--- begin RECORDS FOR THE TASK ---

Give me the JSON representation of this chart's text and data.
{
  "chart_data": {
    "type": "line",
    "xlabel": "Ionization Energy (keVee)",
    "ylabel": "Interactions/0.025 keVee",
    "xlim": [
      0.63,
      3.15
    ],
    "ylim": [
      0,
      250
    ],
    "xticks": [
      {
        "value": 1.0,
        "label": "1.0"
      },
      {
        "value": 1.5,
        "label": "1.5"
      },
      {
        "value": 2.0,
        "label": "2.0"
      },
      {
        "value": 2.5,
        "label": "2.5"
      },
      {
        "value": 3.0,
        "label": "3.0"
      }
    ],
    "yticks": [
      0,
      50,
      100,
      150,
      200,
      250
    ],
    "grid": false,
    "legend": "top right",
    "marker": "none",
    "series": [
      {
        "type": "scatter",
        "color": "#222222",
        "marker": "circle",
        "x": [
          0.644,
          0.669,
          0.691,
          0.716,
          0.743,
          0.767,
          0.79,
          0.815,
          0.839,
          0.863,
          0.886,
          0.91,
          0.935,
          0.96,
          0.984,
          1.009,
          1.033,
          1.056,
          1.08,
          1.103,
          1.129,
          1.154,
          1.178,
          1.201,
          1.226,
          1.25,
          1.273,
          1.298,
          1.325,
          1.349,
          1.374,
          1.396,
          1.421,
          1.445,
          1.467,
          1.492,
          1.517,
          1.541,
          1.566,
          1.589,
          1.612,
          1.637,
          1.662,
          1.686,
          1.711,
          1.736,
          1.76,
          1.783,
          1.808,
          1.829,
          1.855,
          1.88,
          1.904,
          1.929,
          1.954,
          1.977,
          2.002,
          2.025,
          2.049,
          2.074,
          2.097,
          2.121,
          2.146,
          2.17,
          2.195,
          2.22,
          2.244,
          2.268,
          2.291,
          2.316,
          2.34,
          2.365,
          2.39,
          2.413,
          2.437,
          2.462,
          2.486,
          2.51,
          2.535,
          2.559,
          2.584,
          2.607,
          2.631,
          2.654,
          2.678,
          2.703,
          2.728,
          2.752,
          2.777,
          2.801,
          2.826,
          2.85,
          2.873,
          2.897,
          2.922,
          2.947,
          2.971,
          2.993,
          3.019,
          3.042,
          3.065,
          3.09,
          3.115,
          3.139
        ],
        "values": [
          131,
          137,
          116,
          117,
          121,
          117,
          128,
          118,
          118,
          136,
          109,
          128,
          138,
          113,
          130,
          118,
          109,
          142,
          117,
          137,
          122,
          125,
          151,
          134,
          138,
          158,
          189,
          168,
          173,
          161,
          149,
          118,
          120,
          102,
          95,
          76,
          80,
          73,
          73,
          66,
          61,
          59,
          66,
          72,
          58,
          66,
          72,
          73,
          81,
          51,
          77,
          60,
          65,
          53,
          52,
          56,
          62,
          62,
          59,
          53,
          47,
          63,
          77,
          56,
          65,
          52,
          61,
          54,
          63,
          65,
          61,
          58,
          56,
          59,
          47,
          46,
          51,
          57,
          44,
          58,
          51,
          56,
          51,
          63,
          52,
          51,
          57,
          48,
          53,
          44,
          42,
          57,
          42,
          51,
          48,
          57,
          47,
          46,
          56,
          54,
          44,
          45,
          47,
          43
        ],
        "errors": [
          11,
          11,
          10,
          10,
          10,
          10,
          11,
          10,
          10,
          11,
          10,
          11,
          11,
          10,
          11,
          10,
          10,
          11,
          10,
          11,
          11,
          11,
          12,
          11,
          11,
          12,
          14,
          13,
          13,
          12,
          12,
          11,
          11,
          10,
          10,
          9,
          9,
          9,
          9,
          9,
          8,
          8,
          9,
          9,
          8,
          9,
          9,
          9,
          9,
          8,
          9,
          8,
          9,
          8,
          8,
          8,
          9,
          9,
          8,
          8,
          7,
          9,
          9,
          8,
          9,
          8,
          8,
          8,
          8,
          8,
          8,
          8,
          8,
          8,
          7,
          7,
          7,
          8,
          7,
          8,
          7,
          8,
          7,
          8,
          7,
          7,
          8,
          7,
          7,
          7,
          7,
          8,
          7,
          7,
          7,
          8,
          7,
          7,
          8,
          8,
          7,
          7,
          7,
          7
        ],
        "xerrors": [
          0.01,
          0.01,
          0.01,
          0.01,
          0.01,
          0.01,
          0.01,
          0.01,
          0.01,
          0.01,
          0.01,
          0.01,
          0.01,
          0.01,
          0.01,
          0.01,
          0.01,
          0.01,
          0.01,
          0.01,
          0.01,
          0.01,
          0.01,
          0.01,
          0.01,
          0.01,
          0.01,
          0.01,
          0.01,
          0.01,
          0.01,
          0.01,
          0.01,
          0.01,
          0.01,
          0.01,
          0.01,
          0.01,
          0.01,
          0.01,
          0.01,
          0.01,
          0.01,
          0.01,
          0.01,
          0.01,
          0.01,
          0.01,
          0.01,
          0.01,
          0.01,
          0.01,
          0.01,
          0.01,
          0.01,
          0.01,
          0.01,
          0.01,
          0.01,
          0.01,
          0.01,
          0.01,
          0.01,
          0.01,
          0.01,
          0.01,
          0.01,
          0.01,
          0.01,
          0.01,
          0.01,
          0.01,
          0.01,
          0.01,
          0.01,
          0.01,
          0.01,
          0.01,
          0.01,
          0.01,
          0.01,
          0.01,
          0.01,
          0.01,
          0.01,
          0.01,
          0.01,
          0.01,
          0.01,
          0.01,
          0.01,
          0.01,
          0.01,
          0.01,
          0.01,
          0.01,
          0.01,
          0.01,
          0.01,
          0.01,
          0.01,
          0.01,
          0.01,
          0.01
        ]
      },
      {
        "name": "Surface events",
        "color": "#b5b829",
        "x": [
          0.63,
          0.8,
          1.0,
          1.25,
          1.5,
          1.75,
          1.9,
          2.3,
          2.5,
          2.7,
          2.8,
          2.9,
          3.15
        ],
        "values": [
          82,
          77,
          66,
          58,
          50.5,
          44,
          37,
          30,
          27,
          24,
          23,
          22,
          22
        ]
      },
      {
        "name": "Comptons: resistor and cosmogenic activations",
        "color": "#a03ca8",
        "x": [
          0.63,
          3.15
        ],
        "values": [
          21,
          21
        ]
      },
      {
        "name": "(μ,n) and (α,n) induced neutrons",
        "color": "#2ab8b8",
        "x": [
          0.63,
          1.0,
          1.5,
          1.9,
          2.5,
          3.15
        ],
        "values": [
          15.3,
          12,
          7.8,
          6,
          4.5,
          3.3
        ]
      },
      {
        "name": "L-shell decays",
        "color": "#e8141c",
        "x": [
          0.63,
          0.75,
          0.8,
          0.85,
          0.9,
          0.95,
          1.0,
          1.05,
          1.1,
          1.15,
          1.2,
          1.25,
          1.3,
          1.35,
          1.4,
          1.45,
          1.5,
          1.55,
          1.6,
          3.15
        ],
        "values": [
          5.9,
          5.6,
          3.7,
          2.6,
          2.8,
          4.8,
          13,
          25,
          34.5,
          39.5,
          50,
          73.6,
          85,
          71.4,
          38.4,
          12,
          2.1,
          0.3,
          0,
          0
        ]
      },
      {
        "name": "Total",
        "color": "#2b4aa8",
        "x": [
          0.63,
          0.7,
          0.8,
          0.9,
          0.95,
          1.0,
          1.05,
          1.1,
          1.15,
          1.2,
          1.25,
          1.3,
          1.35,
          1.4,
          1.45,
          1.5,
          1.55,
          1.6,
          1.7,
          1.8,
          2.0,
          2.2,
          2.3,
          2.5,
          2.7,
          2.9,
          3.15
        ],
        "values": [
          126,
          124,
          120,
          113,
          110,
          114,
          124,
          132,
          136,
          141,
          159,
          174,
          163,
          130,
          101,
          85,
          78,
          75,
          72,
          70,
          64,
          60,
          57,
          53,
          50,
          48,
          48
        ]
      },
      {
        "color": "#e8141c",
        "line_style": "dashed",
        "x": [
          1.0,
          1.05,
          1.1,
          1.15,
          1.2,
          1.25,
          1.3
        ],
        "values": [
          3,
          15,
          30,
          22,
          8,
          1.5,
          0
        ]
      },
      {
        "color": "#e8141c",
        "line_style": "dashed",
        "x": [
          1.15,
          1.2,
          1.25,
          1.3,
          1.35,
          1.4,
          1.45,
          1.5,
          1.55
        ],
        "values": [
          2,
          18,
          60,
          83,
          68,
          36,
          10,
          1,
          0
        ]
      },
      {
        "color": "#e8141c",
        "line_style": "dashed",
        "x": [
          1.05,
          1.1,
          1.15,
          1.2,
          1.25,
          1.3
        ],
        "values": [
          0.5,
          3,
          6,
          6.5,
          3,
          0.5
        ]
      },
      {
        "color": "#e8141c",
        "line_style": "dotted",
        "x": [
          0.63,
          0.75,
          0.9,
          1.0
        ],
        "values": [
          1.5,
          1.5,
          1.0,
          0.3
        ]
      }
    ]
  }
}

--- end RECORDS FOR THE TASK ---

AIM => Locate the word "name" in the records and collect each line it appears in.

RESULT OF THIS EXERCISE =>
        "name": "Surface events",
        "name": "Comptons: resistor and cosmogenic activations",
        "name": "(μ,n) and (α,n) induced neutrons",
        "name": "L-shell decays",
        "name": "Total",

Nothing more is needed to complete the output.